§ **Stated exercise**
Quote each line of the records below verbatim.

§ **Source material**
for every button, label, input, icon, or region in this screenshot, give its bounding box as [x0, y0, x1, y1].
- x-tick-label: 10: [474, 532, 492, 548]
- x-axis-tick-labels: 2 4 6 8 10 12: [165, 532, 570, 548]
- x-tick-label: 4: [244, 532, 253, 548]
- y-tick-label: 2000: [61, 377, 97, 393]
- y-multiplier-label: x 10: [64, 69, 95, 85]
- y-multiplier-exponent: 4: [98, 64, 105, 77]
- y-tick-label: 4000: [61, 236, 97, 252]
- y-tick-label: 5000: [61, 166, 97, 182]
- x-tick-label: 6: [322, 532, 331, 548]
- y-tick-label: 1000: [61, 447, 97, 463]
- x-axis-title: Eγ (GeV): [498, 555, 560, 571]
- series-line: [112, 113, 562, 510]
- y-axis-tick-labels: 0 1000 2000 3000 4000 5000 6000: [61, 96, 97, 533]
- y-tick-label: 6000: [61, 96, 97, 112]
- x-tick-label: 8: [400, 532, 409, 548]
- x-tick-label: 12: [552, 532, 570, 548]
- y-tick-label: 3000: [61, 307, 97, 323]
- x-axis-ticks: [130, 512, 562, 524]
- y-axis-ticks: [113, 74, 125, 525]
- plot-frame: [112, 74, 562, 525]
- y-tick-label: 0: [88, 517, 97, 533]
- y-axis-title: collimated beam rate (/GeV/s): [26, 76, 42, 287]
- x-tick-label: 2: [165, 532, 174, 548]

§ **Full answer**
for every button, label, input, icon, or region in this screenshot, give its bounding box as [x0, y0, x1, y1].
- x-tick-label: 10: [474, 532, 492, 548]
- x-axis-tick-labels: 2 4 6 8 10 12: [165, 532, 570, 548]
- x-tick-label: 4: [244, 532, 253, 548]
- y-tick-label: 2000: [61, 377, 97, 393]
- y-multiplier-label: x 10: [64, 69, 95, 85]
- y-multiplier-exponent: 4: [98, 64, 105, 77]
- y-tick-label: 4000: [61, 236, 97, 252]
- y-tick-label: 5000: [61, 166, 97, 182]
- x-tick-label: 6: [322, 532, 331, 548]
- y-tick-label: 1000: [61, 447, 97, 463]
- x-axis-title: Eγ (GeV): [498, 555, 560, 571]
- series-line: [112, 113, 562, 510]
- y-axis-tick-labels: 0 1000 2000 3000 4000 5000 6000: [61, 96, 97, 533]
- y-tick-label: 6000: [61, 96, 97, 112]
- x-tick-label: 8: [400, 532, 409, 548]
- x-tick-label: 12: [552, 532, 570, 548]
- y-tick-label: 3000: [61, 307, 97, 323]
- x-axis-ticks: [130, 512, 562, 524]
- y-axis-ticks: [113, 74, 125, 525]
- plot-frame: [112, 74, 562, 525]
- y-tick-label: 0: [88, 517, 97, 533]
- y-axis-title: collimated beam rate (/GeV/s): [26, 76, 42, 287]
- x-tick-label: 2: [165, 532, 174, 548]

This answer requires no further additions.